→ **COMPITO**:
Riscrivi il passo del testo sui bambini disabili del Camerun che parte da "Di: - Pubblicato: 16" e arriva fino a "invalidante dalla malnutrizione.", sostituendo "malaria" con "tubercolosi".

“Tutti Uguali”: Campagna Solidale Per I Bambini Disabili Del Camerun

Di: - Pubblicato: 16 gennaio 2017

Secondo alcuni dati provenienti da Unicef, il Camerun è uno dei Paesi africani con la maggiore incidenza di disabilità nei bambini: si stima che il 23% delle persone tra i 2 e i 9 anni vive con almeno un tipo di disfunzione mentale o motoria, spesso insorta a causa di malattie come malaria, lebbra, morbillo e resa ancora più invalidante dalla malnutrizione.

“Essere un bambino disabile in Africa significa quasi sempre essere condannato a un futuro di emarginazione e abbandono. Le strutture sanitarie in grado di assistere i ragazzi con bisogni speciali sono pochissime e molto costose” dichiarano gli operatori del centro Dokita

Proprio per dare risposta alla scarsità di assistenza sanitaria a bambini orfani e con disabilità, più di 35 anni fa, nel Sud del Camerun, l’organizzazione umanitaria Dokita Onlus ha dato vita a diversi centri specializzati. Dokita è presente in Camerun dal 1970 per sostenere le fasce deboli della popolazione attraverso progetti sanitari, di sviluppo rurale, di riabilitazione fisica e sociale per le persone con disabilità. L’ associazione ha aperto il Foyer de l’Esperance, a Sangmelima, dove ogni anno trovano cure mediche e terapie riabilitative oltre 6.000 bambini e ragazzi con disabilità.  La onlus gestisce inoltre un altro centro specializzato nella riabilitazione e nell’assistenza di persone con disabilità ad Ebolowa, il Foyer Pere Monti, e una scuola-centro di accoglienza per bambini ciechi a Yaoundè, la Promhandicam.

→ **DATI**:
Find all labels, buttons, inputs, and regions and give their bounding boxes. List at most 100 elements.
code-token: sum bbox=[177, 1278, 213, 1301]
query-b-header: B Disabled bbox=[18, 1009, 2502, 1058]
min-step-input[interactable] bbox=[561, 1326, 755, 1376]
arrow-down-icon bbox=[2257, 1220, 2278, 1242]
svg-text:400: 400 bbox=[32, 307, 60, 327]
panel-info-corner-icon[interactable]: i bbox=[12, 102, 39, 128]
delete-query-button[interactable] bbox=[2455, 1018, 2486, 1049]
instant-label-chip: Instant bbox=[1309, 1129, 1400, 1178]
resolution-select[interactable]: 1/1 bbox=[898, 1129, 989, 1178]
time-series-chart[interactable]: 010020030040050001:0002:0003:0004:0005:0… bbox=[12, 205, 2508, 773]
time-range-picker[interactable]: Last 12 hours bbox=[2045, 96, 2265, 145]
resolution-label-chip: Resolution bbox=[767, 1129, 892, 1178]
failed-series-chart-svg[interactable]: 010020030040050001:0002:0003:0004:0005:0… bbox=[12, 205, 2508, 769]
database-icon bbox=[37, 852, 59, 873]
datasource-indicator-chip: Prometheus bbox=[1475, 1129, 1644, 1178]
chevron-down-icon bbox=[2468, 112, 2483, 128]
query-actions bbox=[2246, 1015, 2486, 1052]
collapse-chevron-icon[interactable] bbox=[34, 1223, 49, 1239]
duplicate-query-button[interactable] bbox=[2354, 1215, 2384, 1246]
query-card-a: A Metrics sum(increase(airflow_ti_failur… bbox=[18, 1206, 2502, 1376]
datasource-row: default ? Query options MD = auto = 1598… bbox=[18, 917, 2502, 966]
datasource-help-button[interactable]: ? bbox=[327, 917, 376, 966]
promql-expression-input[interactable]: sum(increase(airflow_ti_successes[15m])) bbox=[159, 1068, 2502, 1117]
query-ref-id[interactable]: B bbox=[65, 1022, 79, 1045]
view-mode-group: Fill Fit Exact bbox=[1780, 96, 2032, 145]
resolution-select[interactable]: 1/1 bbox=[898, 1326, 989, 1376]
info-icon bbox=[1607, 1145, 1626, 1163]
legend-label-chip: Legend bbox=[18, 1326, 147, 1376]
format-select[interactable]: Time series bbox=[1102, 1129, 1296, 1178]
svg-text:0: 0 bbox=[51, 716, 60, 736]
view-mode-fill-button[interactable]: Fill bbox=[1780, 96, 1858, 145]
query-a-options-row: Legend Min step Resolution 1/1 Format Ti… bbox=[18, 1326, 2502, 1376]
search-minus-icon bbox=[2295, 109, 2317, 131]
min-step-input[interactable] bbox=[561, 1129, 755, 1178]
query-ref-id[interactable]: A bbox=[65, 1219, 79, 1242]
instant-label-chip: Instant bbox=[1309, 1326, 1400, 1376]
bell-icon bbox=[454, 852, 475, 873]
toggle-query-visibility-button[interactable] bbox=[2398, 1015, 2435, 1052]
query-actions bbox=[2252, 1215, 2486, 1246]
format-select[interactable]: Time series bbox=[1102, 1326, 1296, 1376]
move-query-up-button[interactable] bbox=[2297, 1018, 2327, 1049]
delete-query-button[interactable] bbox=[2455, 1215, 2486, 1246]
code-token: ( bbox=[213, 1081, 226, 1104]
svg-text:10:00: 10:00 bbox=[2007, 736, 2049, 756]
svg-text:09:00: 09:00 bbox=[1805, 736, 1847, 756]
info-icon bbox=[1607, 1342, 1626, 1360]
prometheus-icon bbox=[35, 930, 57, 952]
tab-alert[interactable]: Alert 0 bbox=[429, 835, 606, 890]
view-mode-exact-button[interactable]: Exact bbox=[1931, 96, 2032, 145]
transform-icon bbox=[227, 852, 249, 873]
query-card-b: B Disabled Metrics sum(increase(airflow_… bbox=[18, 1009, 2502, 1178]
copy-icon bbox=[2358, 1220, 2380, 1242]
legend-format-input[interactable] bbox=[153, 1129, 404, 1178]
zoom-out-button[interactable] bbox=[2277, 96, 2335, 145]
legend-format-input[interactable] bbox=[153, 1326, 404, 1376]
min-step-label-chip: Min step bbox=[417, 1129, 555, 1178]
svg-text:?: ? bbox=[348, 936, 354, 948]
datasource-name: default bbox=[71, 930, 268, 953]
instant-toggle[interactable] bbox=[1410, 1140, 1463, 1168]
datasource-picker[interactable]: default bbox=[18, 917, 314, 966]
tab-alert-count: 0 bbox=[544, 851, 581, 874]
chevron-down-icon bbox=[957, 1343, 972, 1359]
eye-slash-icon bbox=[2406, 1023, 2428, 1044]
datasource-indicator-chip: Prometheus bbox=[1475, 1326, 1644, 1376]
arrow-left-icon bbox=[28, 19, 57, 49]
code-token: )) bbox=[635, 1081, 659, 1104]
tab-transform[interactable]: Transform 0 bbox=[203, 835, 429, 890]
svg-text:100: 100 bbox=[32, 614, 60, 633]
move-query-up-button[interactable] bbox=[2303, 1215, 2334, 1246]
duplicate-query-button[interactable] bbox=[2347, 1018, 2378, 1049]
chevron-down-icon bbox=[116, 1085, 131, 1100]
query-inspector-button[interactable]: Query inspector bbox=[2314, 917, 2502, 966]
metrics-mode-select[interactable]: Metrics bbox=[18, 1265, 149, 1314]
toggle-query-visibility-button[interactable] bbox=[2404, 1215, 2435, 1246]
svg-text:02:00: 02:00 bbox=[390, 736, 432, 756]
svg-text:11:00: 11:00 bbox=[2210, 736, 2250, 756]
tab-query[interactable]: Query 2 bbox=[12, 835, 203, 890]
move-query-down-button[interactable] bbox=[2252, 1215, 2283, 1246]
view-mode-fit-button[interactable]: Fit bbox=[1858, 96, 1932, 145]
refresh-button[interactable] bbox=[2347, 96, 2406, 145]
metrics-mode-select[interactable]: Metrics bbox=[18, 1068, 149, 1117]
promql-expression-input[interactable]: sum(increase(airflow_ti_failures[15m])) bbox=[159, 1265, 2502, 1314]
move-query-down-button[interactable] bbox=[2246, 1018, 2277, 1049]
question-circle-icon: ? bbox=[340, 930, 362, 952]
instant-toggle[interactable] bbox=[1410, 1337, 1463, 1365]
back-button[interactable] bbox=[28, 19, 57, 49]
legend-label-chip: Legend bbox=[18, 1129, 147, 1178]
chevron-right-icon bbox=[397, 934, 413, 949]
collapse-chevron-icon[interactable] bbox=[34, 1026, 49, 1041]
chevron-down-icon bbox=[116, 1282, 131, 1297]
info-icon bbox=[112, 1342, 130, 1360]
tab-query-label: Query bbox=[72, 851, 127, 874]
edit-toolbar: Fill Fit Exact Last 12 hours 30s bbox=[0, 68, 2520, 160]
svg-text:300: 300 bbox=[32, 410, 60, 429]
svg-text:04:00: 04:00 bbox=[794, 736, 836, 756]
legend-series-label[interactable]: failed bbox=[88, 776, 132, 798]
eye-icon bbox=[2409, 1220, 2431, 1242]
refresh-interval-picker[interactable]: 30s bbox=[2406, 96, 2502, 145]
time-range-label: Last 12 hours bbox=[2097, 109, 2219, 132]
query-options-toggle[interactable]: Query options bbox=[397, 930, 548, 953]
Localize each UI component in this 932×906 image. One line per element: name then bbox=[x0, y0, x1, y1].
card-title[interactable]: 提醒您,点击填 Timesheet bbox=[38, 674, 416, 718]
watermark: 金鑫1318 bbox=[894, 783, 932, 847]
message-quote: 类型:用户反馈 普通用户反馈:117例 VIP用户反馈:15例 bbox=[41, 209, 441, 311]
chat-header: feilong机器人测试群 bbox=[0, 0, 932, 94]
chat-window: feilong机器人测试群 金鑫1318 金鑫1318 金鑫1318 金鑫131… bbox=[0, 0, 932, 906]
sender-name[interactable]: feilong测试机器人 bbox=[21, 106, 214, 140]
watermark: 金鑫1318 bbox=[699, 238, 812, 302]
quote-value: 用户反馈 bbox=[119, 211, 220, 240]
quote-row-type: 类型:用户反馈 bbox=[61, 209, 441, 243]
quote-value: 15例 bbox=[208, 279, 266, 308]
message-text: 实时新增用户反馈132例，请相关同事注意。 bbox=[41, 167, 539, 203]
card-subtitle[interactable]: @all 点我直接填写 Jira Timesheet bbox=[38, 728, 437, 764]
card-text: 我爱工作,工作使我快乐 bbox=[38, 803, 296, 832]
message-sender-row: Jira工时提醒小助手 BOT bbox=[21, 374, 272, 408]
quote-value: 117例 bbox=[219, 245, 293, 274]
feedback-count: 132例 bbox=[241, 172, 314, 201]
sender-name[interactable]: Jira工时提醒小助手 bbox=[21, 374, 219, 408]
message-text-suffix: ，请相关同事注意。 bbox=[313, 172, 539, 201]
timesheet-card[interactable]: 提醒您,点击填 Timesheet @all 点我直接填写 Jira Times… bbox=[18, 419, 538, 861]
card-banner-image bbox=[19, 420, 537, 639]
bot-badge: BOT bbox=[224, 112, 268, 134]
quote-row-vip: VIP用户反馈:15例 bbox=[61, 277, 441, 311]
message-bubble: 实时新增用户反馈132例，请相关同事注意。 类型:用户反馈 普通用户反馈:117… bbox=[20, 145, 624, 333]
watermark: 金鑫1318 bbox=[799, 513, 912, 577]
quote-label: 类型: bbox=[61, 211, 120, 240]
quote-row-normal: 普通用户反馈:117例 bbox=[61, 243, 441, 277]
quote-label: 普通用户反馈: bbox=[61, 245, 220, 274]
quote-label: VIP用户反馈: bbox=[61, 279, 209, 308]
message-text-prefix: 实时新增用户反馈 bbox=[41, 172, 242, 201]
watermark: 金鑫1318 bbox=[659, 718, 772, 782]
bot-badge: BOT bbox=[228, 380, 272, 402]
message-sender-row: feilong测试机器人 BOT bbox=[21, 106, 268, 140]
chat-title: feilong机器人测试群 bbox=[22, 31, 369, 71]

→ **RISPOSTA**:
Di: - Pubblicato: 16 gennaio 2017

Secondo alcuni dati provenienti da Unicef, il Camerun è uno dei Paesi africani con la maggiore incidenza di disabilità nei bambini: si stima che il 23% delle persone tra i 2 e i 9 anni vive con almeno un tipo di disfunzione mentale o motoria, spesso insorta a causa di malattie come tubercolosi, lebbra, morbillo e resa ancora più invalidante dalla malnutrizione.